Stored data

+ + + + +

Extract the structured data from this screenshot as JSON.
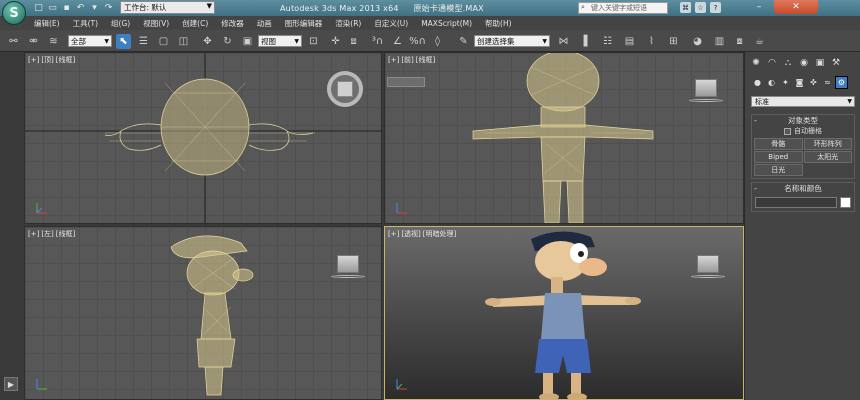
{
  "titlebar": {
    "app_logo": "S",
    "workspace_label": "工作台: 默认",
    "app_name": "Autodesk 3ds Max  2013 x64",
    "file_name": "原始卡通模型.MAX",
    "search_placeholder": "键入关键字或短语"
  },
  "menu": {
    "items": [
      "编辑(E)",
      "工具(T)",
      "组(G)",
      "视图(V)",
      "创建(C)",
      "修改器",
      "动画",
      "图形编辑器",
      "渲染(R)",
      "自定义(U)",
      "MAXScript(M)",
      "帮助(H)"
    ]
  },
  "toolbar": {
    "filter_value": "全部",
    "ref_coord_value": "视图",
    "named_selection_value": "创建选择集"
  },
  "viewports": {
    "top": {
      "label_1": "[+]",
      "label_2": "[顶]",
      "label_3": "[线框]"
    },
    "front": {
      "label_1": "[+]",
      "label_2": "[前]",
      "label_3": "[线框]"
    },
    "left": {
      "label_1": "[+]",
      "label_2": "[左]",
      "label_3": "[线框]"
    },
    "perspective": {
      "label_1": "[+]",
      "label_2": "[透视]",
      "label_3": "[明暗处理]"
    }
  },
  "command_panel": {
    "category_value": "标准",
    "object_type": {
      "title": "对象类型",
      "collapse": "-",
      "autogrid_label": "自动栅格",
      "buttons": [
        "骨骼",
        "环形阵列",
        "Biped",
        "太阳光",
        "日光"
      ]
    },
    "name_color": {
      "title": "名称和颜色",
      "collapse": "-"
    }
  },
  "colors": {
    "wireframe": "#e8d9a0",
    "active_tab": "#3d7fc1",
    "swatch": "#ffffff"
  }
}
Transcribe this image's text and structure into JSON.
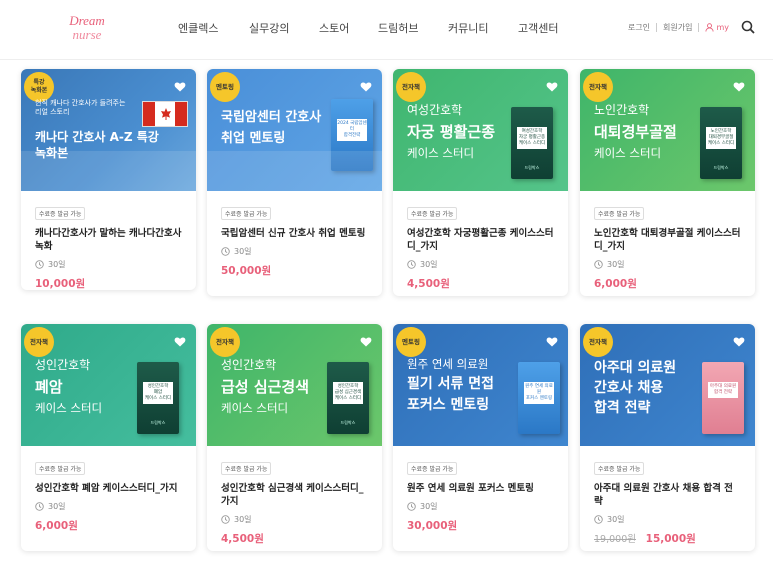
{
  "header": {
    "logo_line1": "Dream",
    "logo_line2": "nurse",
    "nav": [
      "엔클렉스",
      "실무강의",
      "스토어",
      "드림허브",
      "커뮤니티",
      "고객센터"
    ],
    "util": {
      "login": "로그인",
      "signup": "회원가입",
      "my": "my"
    }
  },
  "colors": {
    "accent": "#e8607a",
    "badge": "#f5c62a"
  },
  "cards": [
    {
      "badge": "특강\n녹화본",
      "thumb_sub": "현직 캐나다 간호사가 들려주는\n리얼 스토리",
      "thumb_title": "캐나다 간호사 A-Z 특강\n녹화본",
      "tag": "수료증 발급 가능",
      "name": "캐나다간호사가 말하는 캐나다간호사 녹화",
      "duration": "30일",
      "price": "10,000원"
    },
    {
      "badge": "멘토링",
      "thumb_title": "국립암센터 간호사\n취업 멘토링",
      "book_label": "2024 국립암센터\n합격전략",
      "tag": "수료증 발급 가능",
      "name": "국립암센터 신규 간호사 취업 멘토링",
      "duration": "30일",
      "price": "50,000원"
    },
    {
      "badge": "전자책",
      "thumb_sub_top": "여성간호학",
      "thumb_title": "자궁 평활근종",
      "thumb_sub_bottom": "케이스 스터디",
      "book_label": "여성간호학\n자궁 평활근종\n케이스 스터디",
      "book_foot": "드림박스",
      "tag": "수료증 발급 가능",
      "name": "여성간호학 자궁평활근종 케이스스터디_가지",
      "duration": "30일",
      "price": "4,500원"
    },
    {
      "badge": "전자책",
      "thumb_sub_top": "노인간호학",
      "thumb_title": "대퇴경부골절",
      "thumb_sub_bottom": "케이스 스터디",
      "book_label": "노인간호학\n대퇴경부골절\n케이스 스터디",
      "book_foot": "드림박스",
      "tag": "수료증 발급 가능",
      "name": "노인간호학 대퇴경부골절 케이스스터디_가지",
      "duration": "30일",
      "price": "6,000원"
    },
    {
      "badge": "전자책",
      "thumb_sub_top": "성인간호학",
      "thumb_title": "폐암",
      "thumb_sub_bottom": "케이스 스터디",
      "book_label": "성인간호학\n폐암\n케이스 스터디",
      "book_foot": "드림박스",
      "tag": "수료증 발급 가능",
      "name": "성인간호학 폐암 케이스스터디_가지",
      "duration": "30일",
      "price": "6,000원"
    },
    {
      "badge": "전자책",
      "thumb_sub_top": "성인간호학",
      "thumb_title": "급성 심근경색",
      "thumb_sub_bottom": "케이스 스터디",
      "book_label": "성인간호학\n급성 심근경색\n케이스 스터디",
      "book_foot": "드림박스",
      "tag": "수료증 발급 가능",
      "name": "성인간호학 심근경색 케이스스터디_가지",
      "duration": "30일",
      "price": "4,500원"
    },
    {
      "badge": "멘토링",
      "thumb_sub_top": "원주 연세 의료원",
      "thumb_title": "필기 서류 면접\n포커스 멘토링",
      "book_label": "원주 연세 의료원\n포커스 멘토링",
      "tag": "수료증 발급 가능",
      "name": "원주 연세 의료원 포커스 멘토링",
      "duration": "30일",
      "price": "30,000원"
    },
    {
      "badge": "전자책",
      "thumb_title": "아주대 의료원\n간호사 채용\n합격 전략",
      "book_label": "아주대 의료원\n합격 전략",
      "tag": "수료증 발급 가능",
      "name": "아주대 의료원 간호사 채용 합격 전략",
      "duration": "30일",
      "price_old": "19,000원",
      "price": "15,000원"
    }
  ]
}
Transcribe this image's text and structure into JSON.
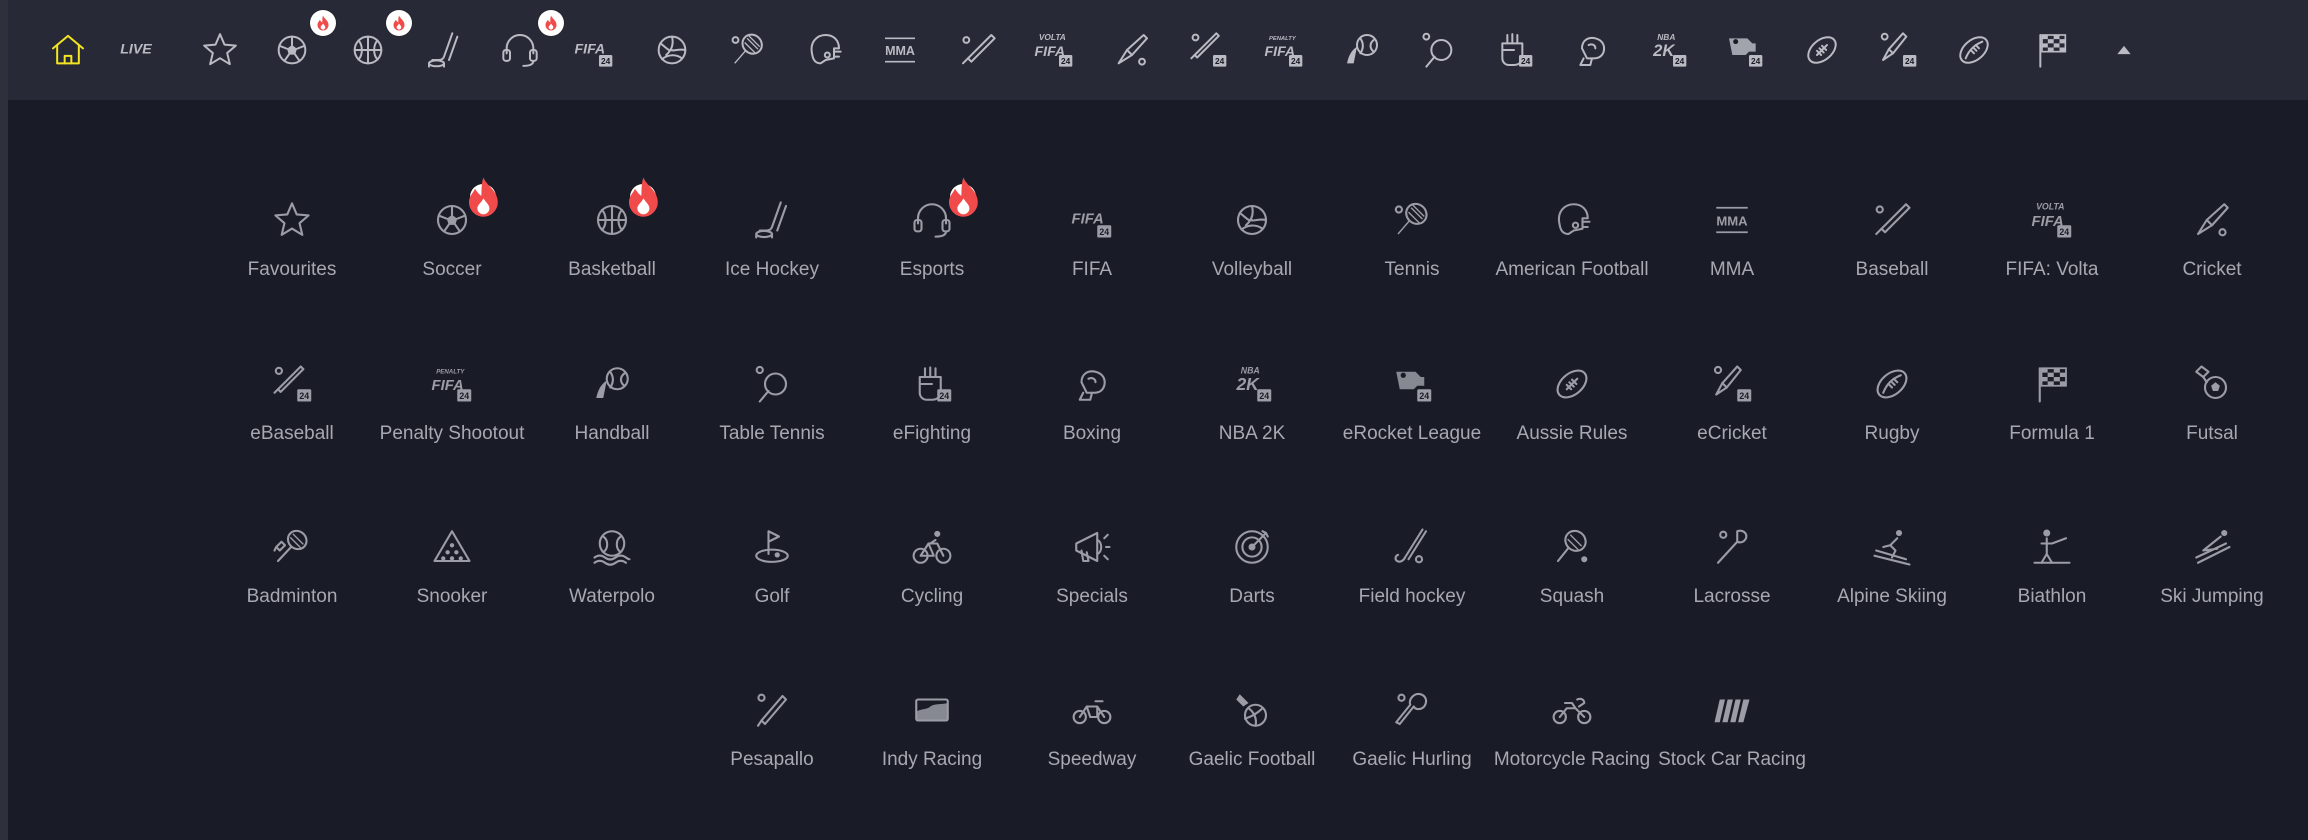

+ + + + +

### REQUIRED WORK:
Copy the records above exactly. The pictures are not part of the copy.

### COMPLETE OUTPUT:
Extract the structured data from this screenshot as JSON.
{
  "titlebar": {
    "app_logo": "S",
    "workspace_label": "工作台: 默认",
    "app_name": "Autodesk 3ds Max  2013 x64",
    "file_name": "原始卡通模型.MAX",
    "search_placeholder": "键入关键字或短语"
  },
  "menu": {
    "items": [
      "编辑(E)",
      "工具(T)",
      "组(G)",
      "视图(V)",
      "创建(C)",
      "修改器",
      "动画",
      "图形编辑器",
      "渲染(R)",
      "自定义(U)",
      "MAXScript(M)",
      "帮助(H)"
    ]
  },
  "toolbar": {
    "filter_value": "全部",
    "ref_coord_value": "视图",
    "named_selection_value": "创建选择集"
  },
  "viewports": {
    "top": {
      "label_1": "[+]",
      "label_2": "[顶]",
      "label_3": "[线框]"
    },
    "front": {
      "label_1": "[+]",
      "label_2": "[前]",
      "label_3": "[线框]"
    },
    "left": {
      "label_1": "[+]",
      "label_2": "[左]",
      "label_3": "[线框]"
    },
    "perspective": {
      "label_1": "[+]",
      "label_2": "[透视]",
      "label_3": "[明暗处理]"
    }
  },
  "command_panel": {
    "category_value": "标准",
    "object_type": {
      "title": "对象类型",
      "collapse": "-",
      "autogrid_label": "自动栅格",
      "buttons": [
        "骨骼",
        "环形阵列",
        "Biped",
        "太阳光",
        "日光"
      ]
    },
    "name_color": {
      "title": "名称和颜色",
      "collapse": "-"
    }
  },
  "colors": {
    "wireframe": "#e8d9a0",
    "active_tab": "#3d7fc1",
    "swatch": "#ffffff"
  }
}
Transcribe this image's text and structure into JSON.
{
  "header": {
    "logo_line1": "Dream",
    "logo_line2": "nurse",
    "nav": [
      "엔클렉스",
      "실무강의",
      "스토어",
      "드림허브",
      "커뮤니티",
      "고객센터"
    ],
    "util": {
      "login": "로그인",
      "signup": "회원가입",
      "my": "my"
    }
  },
  "colors": {
    "accent": "#e8607a",
    "badge": "#f5c62a"
  },
  "cards": [
    {
      "badge": "특강\n녹화본",
      "thumb_sub": "현직 캐나다 간호사가 들려주는\n리얼 스토리",
      "thumb_title": "캐나다 간호사 A-Z 특강\n녹화본",
      "tag": "수료증 발급 가능",
      "name": "캐나다간호사가 말하는 캐나다간호사 녹화",
      "duration": "30일",
      "price": "10,000원"
    },
    {
      "badge": "멘토링",
      "thumb_title": "국립암센터 간호사\n취업 멘토링",
      "book_label": "2024 국립암센터\n합격전략",
      "tag": "수료증 발급 가능",
      "name": "국립암센터 신규 간호사 취업 멘토링",
      "duration": "30일",
      "price": "50,000원"
    },
    {
      "badge": "전자책",
      "thumb_sub_top": "여성간호학",
      "thumb_title": "자궁 평활근종",
      "thumb_sub_bottom": "케이스 스터디",
      "book_label": "여성간호학\n자궁 평활근종\n케이스 스터디",
      "book_foot": "드림박스",
      "tag": "수료증 발급 가능",
      "name": "여성간호학 자궁평활근종 케이스스터디_가지",
      "duration": "30일",
      "price": "4,500원"
    },
    {
      "badge": "전자책",
      "thumb_sub_top": "노인간호학",
      "thumb_title": "대퇴경부골절",
      "thumb_sub_bottom": "케이스 스터디",
      "book_label": "노인간호학\n대퇴경부골절\n케이스 스터디",
      "book_foot": "드림박스",
      "tag": "수료증 발급 가능",
      "name": "노인간호학 대퇴경부골절 케이스스터디_가지",
      "duration": "30일",
      "price": "6,000원"
    },
    {
      "badge": "전자책",
      "thumb_sub_top": "성인간호학",
      "thumb_title": "폐암",
      "thumb_sub_bottom": "케이스 스터디",
      "book_label": "성인간호학\n폐암\n케이스 스터디",
      "book_foot": "드림박스",
      "tag": "수료증 발급 가능",
      "name": "성인간호학 폐암 케이스스터디_가지",
      "duration": "30일",
      "price": "6,000원"
    },
    {
      "badge": "전자책",
      "thumb_sub_top": "성인간호학",
      "thumb_title": "급성 심근경색",
      "thumb_sub_bottom": "케이스 스터디",
      "book_label": "성인간호학\n급성 심근경색\n케이스 스터디",
      "book_foot": "드림박스",
      "tag": "수료증 발급 가능",
      "name": "성인간호학 심근경색 케이스스터디_가지",
      "duration": "30일",
      "price": "4,500원"
    },
    {
      "badge": "멘토링",
      "thumb_sub_top": "원주 연세 의료원",
      "thumb_title": "필기 서류 면접\n포커스 멘토링",
      "book_label": "원주 연세 의료원\n포커스 멘토링",
      "tag": "수료증 발급 가능",
      "name": "원주 연세 의료원 포커스 멘토링",
      "duration": "30일",
      "price": "30,000원"
    },
    {
      "badge": "전자책",
      "thumb_title": "아주대 의료원\n간호사 채용\n합격 전략",
      "book_label": "아주대 의료원\n합격 전략",
      "tag": "수료증 발급 가능",
      "name": "아주대 의료원 간호사 채용 합격 전략",
      "duration": "30일",
      "price_old": "19,000원",
      "price": "15,000원"
    }
  ]
}
Transcribe this image's text and structure into JSON.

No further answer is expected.